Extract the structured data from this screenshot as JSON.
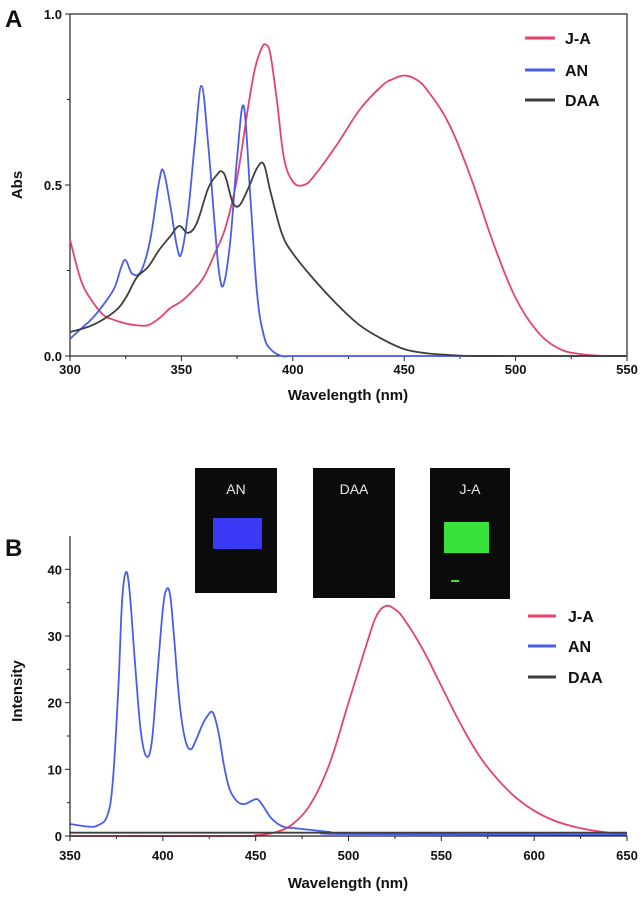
{
  "chart_data": [
    {
      "panel": "A",
      "type": "line",
      "xlabel": "Wavelength (nm)",
      "ylabel": "Abs",
      "xlim": [
        300,
        550
      ],
      "ylim": [
        0,
        1.0
      ],
      "xticks": [
        300,
        350,
        400,
        450,
        500,
        550
      ],
      "xtick_labels": [
        "300",
        "350",
        "400",
        "450",
        "500",
        "550"
      ],
      "yticks": [
        0,
        0.5,
        1.0
      ],
      "ytick_labels": [
        "0.0",
        "0.5",
        "1.0"
      ],
      "legend": {
        "placement": "top-right"
      },
      "series": [
        {
          "name": "J-A",
          "color": "#e8426a",
          "x": [
            300,
            305,
            310,
            315,
            320,
            325,
            330,
            335,
            340,
            345,
            350,
            355,
            360,
            365,
            370,
            375,
            380,
            383,
            386,
            388,
            390,
            393,
            396,
            400,
            405,
            410,
            420,
            430,
            440,
            445,
            450,
            455,
            460,
            470,
            480,
            490,
            500,
            510,
            520,
            530,
            540,
            550
          ],
          "y": [
            0.34,
            0.22,
            0.16,
            0.12,
            0.105,
            0.095,
            0.09,
            0.09,
            0.11,
            0.14,
            0.16,
            0.19,
            0.23,
            0.3,
            0.38,
            0.52,
            0.73,
            0.84,
            0.9,
            0.91,
            0.88,
            0.74,
            0.58,
            0.51,
            0.5,
            0.53,
            0.62,
            0.72,
            0.79,
            0.81,
            0.82,
            0.81,
            0.78,
            0.68,
            0.52,
            0.33,
            0.17,
            0.07,
            0.02,
            0.005,
            0.0,
            0.0
          ]
        },
        {
          "name": "AN",
          "color": "#4a5cf0",
          "x": [
            300,
            305,
            310,
            315,
            320,
            323,
            325,
            328,
            332,
            336,
            340,
            342,
            345,
            348,
            350,
            353,
            356,
            359,
            362,
            365,
            367,
            369,
            372,
            375,
            378,
            381,
            384,
            387,
            390,
            395,
            400,
            420,
            450,
            500,
            550
          ],
          "y": [
            0.05,
            0.08,
            0.11,
            0.15,
            0.2,
            0.26,
            0.28,
            0.24,
            0.25,
            0.34,
            0.51,
            0.54,
            0.44,
            0.32,
            0.3,
            0.42,
            0.62,
            0.79,
            0.62,
            0.38,
            0.24,
            0.21,
            0.34,
            0.58,
            0.73,
            0.46,
            0.18,
            0.06,
            0.02,
            0.0,
            0.0,
            0.0,
            0.0,
            0.0,
            0.0
          ]
        },
        {
          "name": "DAA",
          "color": "#3e3e3e",
          "x": [
            300,
            310,
            320,
            325,
            330,
            335,
            340,
            345,
            349,
            353,
            357,
            362,
            366,
            368,
            370,
            373,
            376,
            380,
            384,
            387,
            390,
            395,
            400,
            410,
            420,
            430,
            440,
            450,
            460,
            470,
            480,
            500,
            550
          ],
          "y": [
            0.07,
            0.09,
            0.13,
            0.17,
            0.23,
            0.26,
            0.31,
            0.35,
            0.38,
            0.36,
            0.39,
            0.49,
            0.53,
            0.54,
            0.52,
            0.45,
            0.44,
            0.49,
            0.55,
            0.56,
            0.48,
            0.36,
            0.3,
            0.22,
            0.15,
            0.09,
            0.05,
            0.02,
            0.008,
            0.003,
            0.0,
            0.0,
            0.0
          ]
        }
      ]
    },
    {
      "panel": "B",
      "type": "line",
      "xlabel": "Wavelength (nm)",
      "ylabel": "Intensity",
      "xlim": [
        350,
        650
      ],
      "ylim": [
        0,
        45
      ],
      "xticks": [
        350,
        400,
        450,
        500,
        550,
        600,
        650
      ],
      "xtick_labels": [
        "350",
        "400",
        "450",
        "500",
        "550",
        "600",
        "650"
      ],
      "yticks": [
        0,
        10,
        20,
        30,
        40
      ],
      "ytick_labels": [
        "0",
        "10",
        "20",
        "30",
        "40"
      ],
      "legend": {
        "placement": "right"
      },
      "series": [
        {
          "name": "J-A",
          "color": "#e8426a",
          "x": [
            350,
            440,
            450,
            460,
            470,
            480,
            490,
            500,
            510,
            515,
            520,
            525,
            530,
            540,
            550,
            560,
            570,
            580,
            590,
            600,
            610,
            620,
            630,
            640,
            650
          ],
          "y": [
            0,
            0,
            0.1,
            0.5,
            1.8,
            5.0,
            11,
            20,
            29,
            33,
            34.5,
            34,
            32.5,
            28,
            22.5,
            17,
            12.2,
            8.6,
            5.8,
            3.8,
            2.4,
            1.5,
            0.9,
            0.5,
            0.3
          ]
        },
        {
          "name": "AN",
          "color": "#4a5cf0",
          "x": [
            350,
            360,
            365,
            370,
            373,
            376,
            378,
            380,
            382,
            385,
            388,
            391,
            394,
            397,
            400,
            402,
            404,
            406,
            409,
            412,
            415,
            418,
            421,
            424,
            427,
            430,
            433,
            436,
            440,
            444,
            448,
            451,
            454,
            458,
            462,
            466,
            470,
            480,
            490,
            500,
            650
          ],
          "y": [
            1.8,
            1.4,
            1.6,
            3,
            8,
            22,
            35,
            39.5,
            37,
            26,
            16,
            12,
            14,
            24,
            34,
            37,
            36,
            30,
            20,
            14.5,
            13,
            14.5,
            16.5,
            18,
            18.5,
            15.5,
            10.5,
            7,
            5.2,
            4.8,
            5.3,
            5.5,
            4.5,
            2.8,
            1.8,
            1.3,
            1.2,
            0.9,
            0.6,
            0.3,
            0.2
          ]
        },
        {
          "name": "DAA",
          "color": "#3e3e3e",
          "x": [
            350,
            650
          ],
          "y": [
            0.5,
            0.5
          ]
        }
      ]
    }
  ],
  "panel_labels": {
    "a": "A",
    "b": "B"
  },
  "inset_photos": [
    {
      "label": "AN",
      "glow_color": "#3a39f5"
    },
    {
      "label": "DAA",
      "glow_color": ""
    },
    {
      "label": "J-A",
      "glow_color": "#39e23a"
    }
  ]
}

## DIRECTIVE
Each line in the data that holds the string "right" should be found and copied.

## ANSWER FOR THIS EXERCISE
        "placement": "top-right"
        "placement": "right"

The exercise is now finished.